= DESCRIPTION OF THE TASK =
Print the listing that follows, character for character.

Some records
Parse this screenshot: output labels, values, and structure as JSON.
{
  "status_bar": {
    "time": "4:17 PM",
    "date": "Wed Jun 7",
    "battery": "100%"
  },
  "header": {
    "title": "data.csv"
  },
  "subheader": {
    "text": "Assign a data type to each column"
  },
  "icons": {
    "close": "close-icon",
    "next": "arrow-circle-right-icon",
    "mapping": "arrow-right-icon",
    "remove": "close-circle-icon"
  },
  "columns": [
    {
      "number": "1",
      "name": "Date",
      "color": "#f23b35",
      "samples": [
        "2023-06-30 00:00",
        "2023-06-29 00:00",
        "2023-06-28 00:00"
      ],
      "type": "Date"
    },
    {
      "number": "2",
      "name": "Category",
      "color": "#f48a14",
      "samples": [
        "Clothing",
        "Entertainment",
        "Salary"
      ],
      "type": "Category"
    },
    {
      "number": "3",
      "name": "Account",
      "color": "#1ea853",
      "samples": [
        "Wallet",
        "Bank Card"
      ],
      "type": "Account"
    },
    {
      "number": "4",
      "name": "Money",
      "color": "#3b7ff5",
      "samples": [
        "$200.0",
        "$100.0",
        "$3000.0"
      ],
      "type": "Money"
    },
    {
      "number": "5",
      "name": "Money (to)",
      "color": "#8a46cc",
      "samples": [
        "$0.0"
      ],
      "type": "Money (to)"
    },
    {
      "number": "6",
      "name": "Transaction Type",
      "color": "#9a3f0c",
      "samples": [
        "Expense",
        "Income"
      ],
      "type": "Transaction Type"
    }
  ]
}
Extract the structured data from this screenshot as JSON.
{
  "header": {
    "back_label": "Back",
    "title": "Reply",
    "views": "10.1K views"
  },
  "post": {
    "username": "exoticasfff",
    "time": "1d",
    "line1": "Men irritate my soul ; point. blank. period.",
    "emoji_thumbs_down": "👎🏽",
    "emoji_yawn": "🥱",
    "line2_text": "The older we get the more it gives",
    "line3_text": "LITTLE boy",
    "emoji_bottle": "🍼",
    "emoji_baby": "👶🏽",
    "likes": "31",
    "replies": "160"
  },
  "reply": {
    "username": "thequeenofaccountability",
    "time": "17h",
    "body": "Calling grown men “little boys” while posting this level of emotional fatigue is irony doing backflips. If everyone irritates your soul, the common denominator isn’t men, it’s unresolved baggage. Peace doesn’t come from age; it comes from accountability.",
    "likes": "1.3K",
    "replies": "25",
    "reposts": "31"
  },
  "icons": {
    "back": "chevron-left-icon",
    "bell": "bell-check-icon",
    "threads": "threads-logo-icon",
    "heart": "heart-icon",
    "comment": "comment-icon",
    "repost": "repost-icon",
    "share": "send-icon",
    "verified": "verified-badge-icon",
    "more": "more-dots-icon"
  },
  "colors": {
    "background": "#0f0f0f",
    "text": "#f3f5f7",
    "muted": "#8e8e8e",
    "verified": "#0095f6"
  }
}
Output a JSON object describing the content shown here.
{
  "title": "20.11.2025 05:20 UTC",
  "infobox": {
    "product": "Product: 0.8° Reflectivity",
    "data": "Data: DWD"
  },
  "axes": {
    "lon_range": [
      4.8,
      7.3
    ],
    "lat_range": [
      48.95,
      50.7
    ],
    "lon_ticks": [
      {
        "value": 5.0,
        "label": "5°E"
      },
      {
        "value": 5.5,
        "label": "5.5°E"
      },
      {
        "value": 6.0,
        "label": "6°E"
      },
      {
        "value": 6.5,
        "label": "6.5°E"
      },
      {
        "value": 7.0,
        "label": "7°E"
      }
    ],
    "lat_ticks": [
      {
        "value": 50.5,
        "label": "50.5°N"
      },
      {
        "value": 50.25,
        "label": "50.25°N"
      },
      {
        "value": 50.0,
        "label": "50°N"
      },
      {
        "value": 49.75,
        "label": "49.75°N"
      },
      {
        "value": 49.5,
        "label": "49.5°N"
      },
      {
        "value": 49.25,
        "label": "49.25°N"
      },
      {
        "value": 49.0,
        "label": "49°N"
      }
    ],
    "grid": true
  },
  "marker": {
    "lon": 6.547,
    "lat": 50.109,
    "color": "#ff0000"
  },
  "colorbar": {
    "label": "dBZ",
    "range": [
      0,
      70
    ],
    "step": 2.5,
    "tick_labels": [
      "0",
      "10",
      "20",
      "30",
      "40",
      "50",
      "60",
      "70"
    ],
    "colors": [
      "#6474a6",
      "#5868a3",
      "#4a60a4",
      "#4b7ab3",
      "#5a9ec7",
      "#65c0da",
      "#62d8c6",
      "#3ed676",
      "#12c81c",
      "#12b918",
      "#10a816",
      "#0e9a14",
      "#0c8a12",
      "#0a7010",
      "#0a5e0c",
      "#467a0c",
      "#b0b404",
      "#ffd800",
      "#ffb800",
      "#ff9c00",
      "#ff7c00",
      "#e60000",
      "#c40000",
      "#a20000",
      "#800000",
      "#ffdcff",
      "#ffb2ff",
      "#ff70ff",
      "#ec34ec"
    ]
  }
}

= ANSWER TO THIS EXERCISE =
Parse this screenshot: output labels, values, and structure as JSON.
{
  "status_bar": {
    "time": "4:17 PM",
    "date": "Wed Jun 7",
    "battery": "100%"
  },
  "header": {
    "title": "data.csv"
  },
  "subheader": {
    "text": "Assign a data type to each column"
  },
  "icons": {
    "close": "close-icon",
    "next": "arrow-circle-right-icon",
    "mapping": "arrow-right-icon",
    "remove": "close-circle-icon"
  },
  "columns": [
    {
      "number": "1",
      "name": "Date",
      "color": "#f23b35",
      "samples": [
        "2023-06-30 00:00",
        "2023-06-29 00:00",
        "2023-06-28 00:00"
      ],
      "type": "Date"
    },
    {
      "number": "2",
      "name": "Category",
      "color": "#f48a14",
      "samples": [
        "Clothing",
        "Entertainment",
        "Salary"
      ],
      "type": "Category"
    },
    {
      "number": "3",
      "name": "Account",
      "color": "#1ea853",
      "samples": [
        "Wallet",
        "Bank Card"
      ],
      "type": "Account"
    },
    {
      "number": "4",
      "name": "Money",
      "color": "#3b7ff5",
      "samples": [
        "$200.0",
        "$100.0",
        "$3000.0"
      ],
      "type": "Money"
    },
    {
      "number": "5",
      "name": "Money (to)",
      "color": "#8a46cc",
      "samples": [
        "$0.0"
      ],
      "type": "Money (to)"
    },
    {
      "number": "6",
      "name": "Transaction Type",
      "color": "#9a3f0c",
      "samples": [
        "Expense",
        "Income"
      ],
      "type": "Transaction Type"
    }
  ]
}
Extract the structured data from this screenshot as JSON.
{
  "header": {
    "back_label": "Back",
    "title": "Reply",
    "views": "10.1K views"
  },
  "post": {
    "username": "exoticasfff",
    "time": "1d",
    "line1": "Men irritate my soul ; point. blank. period.",
    "emoji_thumbs_down": "👎🏽",
    "emoji_yawn": "🥱",
    "line2_text": "The older we get the more it gives",
    "line3_text": "LITTLE boy",
    "emoji_bottle": "🍼",
    "emoji_baby": "👶🏽",
    "likes": "31",
    "replies": "160"
  },
  "reply": {
    "username": "thequeenofaccountability",
    "time": "17h",
    "body": "Calling grown men “little boys” while posting this level of emotional fatigue is irony doing backflips. If everyone irritates your soul, the common denominator isn’t men, it’s unresolved baggage. Peace doesn’t come from age; it comes from accountability.",
    "likes": "1.3K",
    "replies": "25",
    "reposts": "31"
  },
  "icons": {
    "back": "chevron-left-icon",
    "bell": "bell-check-icon",
    "threads": "threads-logo-icon",
    "heart": "heart-icon",
    "comment": "comment-icon",
    "repost": "repost-icon",
    "share": "send-icon",
    "verified": "verified-badge-icon",
    "more": "more-dots-icon"
  },
  "colors": {
    "background": "#0f0f0f",
    "text": "#f3f5f7",
    "muted": "#8e8e8e",
    "verified": "#0095f6"
  }
}
Output a JSON object describing the content shown here.
{
  "title": "20.11.2025 05:20 UTC",
  "infobox": {
    "product": "Product: 0.8° Reflectivity",
    "data": "Data: DWD"
  },
  "axes": {
    "lon_range": [
      4.8,
      7.3
    ],
    "lat_range": [
      48.95,
      50.7
    ],
    "lon_ticks": [
      {
        "value": 5.0,
        "label": "5°E"
      },
      {
        "value": 5.5,
        "label": "5.5°E"
      },
      {
        "value": 6.0,
        "label": "6°E"
      },
      {
        "value": 6.5,
        "label": "6.5°E"
      },
      {
        "value": 7.0,
        "label": "7°E"
      }
    ],
    "lat_ticks": [
      {
        "value": 50.5,
        "label": "50.5°N"
      },
      {
        "value": 50.25,
        "label": "50.25°N"
      },
      {
        "value": 50.0,
        "label": "50°N"
      },
      {
        "value": 49.75,
        "label": "49.75°N"
      },
      {
        "value": 49.5,
        "label": "49.5°N"
      },
      {
        "value": 49.25,
        "label": "49.25°N"
      },
      {
        "value": 49.0,
        "label": "49°N"
      }
    ],
    "grid": true
  },
  "marker": {
    "lon": 6.547,
    "lat": 50.109,
    "color": "#ff0000"
  },
  "colorbar": {
    "label": "dBZ",
    "range": [
      0,
      70
    ],
    "step": 2.5,
    "tick_labels": [
      "0",
      "10",
      "20",
      "30",
      "40",
      "50",
      "60",
      "70"
    ],
    "colors": [
      "#6474a6",
      "#5868a3",
      "#4a60a4",
      "#4b7ab3",
      "#5a9ec7",
      "#65c0da",
      "#62d8c6",
      "#3ed676",
      "#12c81c",
      "#12b918",
      "#10a816",
      "#0e9a14",
      "#0c8a12",
      "#0a7010",
      "#0a5e0c",
      "#467a0c",
      "#b0b404",
      "#ffd800",
      "#ffb800",
      "#ff9c00",
      "#ff7c00",
      "#e60000",
      "#c40000",
      "#a20000",
      "#800000",
      "#ffdcff",
      "#ffb2ff",
      "#ff70ff",
      "#ec34ec"
    ]
  }
}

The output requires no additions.